> _Stated problem_
Pick out each line containing the string "핵심사업의" and copy it.

Data entries
begin

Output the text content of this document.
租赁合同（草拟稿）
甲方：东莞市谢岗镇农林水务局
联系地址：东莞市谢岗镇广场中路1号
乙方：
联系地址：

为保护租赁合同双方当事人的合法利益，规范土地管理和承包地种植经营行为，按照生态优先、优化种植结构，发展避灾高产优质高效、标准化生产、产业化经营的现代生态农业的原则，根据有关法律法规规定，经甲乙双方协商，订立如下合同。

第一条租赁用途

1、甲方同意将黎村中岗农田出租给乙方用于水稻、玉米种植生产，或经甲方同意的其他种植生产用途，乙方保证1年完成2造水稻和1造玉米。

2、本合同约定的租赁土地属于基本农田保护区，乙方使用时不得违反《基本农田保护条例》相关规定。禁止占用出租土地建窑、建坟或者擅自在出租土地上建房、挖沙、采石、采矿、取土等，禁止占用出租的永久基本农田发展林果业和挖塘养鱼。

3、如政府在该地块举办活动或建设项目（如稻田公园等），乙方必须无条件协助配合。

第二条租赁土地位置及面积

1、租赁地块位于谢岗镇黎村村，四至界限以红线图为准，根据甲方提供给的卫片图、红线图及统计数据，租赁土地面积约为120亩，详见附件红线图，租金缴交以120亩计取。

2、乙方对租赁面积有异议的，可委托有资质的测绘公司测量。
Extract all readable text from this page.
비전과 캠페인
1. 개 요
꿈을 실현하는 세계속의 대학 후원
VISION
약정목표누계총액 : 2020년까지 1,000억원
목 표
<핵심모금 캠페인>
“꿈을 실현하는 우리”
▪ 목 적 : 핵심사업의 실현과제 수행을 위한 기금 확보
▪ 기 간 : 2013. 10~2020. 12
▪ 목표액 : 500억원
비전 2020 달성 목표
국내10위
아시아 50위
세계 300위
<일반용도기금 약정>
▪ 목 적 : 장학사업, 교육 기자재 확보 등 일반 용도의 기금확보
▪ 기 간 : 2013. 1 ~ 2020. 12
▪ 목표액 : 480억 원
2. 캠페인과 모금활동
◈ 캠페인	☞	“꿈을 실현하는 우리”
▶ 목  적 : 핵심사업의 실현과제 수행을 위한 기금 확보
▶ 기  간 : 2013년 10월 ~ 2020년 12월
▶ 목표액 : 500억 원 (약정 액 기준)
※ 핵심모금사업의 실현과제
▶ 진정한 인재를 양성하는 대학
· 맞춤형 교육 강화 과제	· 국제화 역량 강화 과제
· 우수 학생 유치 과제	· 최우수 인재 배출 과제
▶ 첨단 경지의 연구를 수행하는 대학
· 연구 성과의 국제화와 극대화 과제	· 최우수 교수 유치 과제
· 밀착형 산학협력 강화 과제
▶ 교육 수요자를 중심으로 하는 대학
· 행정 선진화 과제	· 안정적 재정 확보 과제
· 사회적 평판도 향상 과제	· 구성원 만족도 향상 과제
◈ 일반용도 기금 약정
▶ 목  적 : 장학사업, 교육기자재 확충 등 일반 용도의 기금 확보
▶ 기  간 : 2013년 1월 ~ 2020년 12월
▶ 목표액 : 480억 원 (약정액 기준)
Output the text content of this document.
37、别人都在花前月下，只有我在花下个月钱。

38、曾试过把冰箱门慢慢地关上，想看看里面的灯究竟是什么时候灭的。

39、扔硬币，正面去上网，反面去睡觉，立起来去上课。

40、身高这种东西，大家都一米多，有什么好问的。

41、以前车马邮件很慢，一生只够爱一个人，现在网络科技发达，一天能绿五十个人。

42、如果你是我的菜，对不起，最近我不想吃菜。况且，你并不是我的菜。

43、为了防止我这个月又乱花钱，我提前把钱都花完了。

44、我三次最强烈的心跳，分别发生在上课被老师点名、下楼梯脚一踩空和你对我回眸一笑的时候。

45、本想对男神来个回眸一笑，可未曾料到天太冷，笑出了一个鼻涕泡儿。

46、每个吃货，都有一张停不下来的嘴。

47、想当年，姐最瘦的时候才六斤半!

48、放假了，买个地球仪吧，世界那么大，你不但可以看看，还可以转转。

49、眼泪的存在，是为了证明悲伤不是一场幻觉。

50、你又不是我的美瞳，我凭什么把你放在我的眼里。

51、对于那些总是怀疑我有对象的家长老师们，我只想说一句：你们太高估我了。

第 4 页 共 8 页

end

> _Finished task_
▪ 목 적 : 핵심사업의 실현과제 수행을 위한 기금 확보
▶ 목  적 : 핵심사업의 실현과제 수행을 위한 기금 확보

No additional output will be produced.